# Records from a collection of figures:
/---
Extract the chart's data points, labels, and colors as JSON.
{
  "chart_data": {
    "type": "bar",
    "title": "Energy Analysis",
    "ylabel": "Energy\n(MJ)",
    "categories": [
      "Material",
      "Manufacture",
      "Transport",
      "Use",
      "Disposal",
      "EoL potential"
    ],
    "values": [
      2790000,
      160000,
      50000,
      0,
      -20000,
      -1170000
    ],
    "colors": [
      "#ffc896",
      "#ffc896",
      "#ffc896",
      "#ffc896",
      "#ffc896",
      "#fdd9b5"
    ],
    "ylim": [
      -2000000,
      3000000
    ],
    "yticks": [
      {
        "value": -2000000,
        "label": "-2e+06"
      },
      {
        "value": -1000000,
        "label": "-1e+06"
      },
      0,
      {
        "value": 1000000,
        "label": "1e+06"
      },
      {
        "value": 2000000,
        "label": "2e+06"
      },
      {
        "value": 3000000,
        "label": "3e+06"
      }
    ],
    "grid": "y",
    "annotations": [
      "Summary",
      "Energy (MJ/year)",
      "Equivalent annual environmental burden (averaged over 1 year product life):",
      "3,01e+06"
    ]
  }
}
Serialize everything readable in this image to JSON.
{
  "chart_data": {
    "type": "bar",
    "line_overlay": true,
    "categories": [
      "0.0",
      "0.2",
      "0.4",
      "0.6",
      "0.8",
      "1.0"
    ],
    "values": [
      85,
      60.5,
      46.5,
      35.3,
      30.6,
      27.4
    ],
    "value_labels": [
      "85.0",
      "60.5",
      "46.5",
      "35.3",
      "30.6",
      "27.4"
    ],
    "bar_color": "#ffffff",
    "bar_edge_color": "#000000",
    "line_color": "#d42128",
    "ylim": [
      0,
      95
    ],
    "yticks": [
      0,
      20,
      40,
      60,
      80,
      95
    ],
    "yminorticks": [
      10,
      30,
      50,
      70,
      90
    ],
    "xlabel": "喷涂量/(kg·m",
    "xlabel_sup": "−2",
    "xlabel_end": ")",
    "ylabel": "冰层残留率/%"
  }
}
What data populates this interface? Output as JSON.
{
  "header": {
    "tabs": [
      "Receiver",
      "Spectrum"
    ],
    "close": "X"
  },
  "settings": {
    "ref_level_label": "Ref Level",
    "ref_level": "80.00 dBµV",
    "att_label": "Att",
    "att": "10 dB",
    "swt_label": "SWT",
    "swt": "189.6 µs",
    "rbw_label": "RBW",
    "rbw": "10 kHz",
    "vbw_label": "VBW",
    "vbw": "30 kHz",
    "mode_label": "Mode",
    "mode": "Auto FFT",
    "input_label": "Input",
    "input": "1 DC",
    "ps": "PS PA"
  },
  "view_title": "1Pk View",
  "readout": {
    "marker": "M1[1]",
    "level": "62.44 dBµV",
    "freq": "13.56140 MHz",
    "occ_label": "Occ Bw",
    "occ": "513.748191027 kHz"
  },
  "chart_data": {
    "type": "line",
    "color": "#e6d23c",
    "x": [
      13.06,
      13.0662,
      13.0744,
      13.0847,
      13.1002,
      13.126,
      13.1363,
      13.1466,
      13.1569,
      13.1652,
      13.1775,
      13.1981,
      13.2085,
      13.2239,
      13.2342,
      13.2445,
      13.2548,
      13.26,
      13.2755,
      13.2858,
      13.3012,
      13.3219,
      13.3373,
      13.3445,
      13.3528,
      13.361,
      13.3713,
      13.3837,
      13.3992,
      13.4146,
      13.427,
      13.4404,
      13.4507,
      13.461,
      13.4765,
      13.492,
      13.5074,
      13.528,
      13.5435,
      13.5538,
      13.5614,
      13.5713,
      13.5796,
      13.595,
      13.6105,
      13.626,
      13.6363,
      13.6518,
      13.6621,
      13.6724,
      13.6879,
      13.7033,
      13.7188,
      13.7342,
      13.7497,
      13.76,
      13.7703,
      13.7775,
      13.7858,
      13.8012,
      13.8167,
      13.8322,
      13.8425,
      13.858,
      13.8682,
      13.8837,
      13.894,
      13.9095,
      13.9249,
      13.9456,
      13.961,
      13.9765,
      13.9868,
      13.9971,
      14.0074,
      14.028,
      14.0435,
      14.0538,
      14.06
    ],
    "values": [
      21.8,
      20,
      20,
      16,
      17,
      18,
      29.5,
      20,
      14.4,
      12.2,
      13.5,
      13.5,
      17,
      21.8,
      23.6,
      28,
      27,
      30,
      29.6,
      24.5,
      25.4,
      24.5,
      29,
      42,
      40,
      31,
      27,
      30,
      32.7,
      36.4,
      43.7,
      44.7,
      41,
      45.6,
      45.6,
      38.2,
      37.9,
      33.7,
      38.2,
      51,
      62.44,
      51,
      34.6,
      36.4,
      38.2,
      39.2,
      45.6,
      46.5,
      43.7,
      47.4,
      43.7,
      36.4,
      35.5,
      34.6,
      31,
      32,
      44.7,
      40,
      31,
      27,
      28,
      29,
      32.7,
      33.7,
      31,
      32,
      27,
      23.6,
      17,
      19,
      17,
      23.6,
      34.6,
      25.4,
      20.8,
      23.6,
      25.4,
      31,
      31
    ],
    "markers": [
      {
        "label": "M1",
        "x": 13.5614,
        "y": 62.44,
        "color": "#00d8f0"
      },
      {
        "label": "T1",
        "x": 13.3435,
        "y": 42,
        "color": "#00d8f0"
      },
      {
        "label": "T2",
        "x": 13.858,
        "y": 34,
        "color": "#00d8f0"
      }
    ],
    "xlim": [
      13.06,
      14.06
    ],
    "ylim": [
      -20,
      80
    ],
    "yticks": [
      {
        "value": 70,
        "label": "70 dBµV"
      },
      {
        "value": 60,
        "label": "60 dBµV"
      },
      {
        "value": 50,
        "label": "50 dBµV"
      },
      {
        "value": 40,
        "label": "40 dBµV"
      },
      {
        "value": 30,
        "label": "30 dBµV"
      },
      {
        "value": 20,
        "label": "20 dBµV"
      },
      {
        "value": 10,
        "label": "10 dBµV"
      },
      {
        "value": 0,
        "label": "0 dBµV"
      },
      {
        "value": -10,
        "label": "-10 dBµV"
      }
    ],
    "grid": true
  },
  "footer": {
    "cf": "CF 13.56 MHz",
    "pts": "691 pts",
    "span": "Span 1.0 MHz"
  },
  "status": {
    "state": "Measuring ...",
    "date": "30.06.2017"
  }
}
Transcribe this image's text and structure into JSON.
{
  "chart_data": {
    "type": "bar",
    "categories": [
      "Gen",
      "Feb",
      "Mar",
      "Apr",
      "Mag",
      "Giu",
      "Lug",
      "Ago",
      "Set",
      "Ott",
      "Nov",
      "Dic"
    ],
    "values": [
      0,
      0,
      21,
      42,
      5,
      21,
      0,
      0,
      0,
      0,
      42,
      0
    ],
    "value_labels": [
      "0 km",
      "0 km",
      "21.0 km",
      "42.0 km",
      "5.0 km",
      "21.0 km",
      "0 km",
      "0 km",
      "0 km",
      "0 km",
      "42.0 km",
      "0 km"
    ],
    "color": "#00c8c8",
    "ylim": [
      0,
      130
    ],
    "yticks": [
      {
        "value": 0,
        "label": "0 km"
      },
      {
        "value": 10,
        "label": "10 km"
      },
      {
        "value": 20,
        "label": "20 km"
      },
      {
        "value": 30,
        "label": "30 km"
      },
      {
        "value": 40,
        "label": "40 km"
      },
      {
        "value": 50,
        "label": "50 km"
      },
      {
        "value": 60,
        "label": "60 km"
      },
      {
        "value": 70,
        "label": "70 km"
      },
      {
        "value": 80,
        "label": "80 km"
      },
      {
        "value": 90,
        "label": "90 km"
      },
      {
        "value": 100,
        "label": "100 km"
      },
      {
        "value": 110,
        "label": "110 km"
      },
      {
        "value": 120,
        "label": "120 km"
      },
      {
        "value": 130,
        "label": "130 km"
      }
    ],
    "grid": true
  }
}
\---
# Instructions for the task:
Of the lines above, how many hold the string "colors"? Answer with only the number.

# Solution to this problem:
2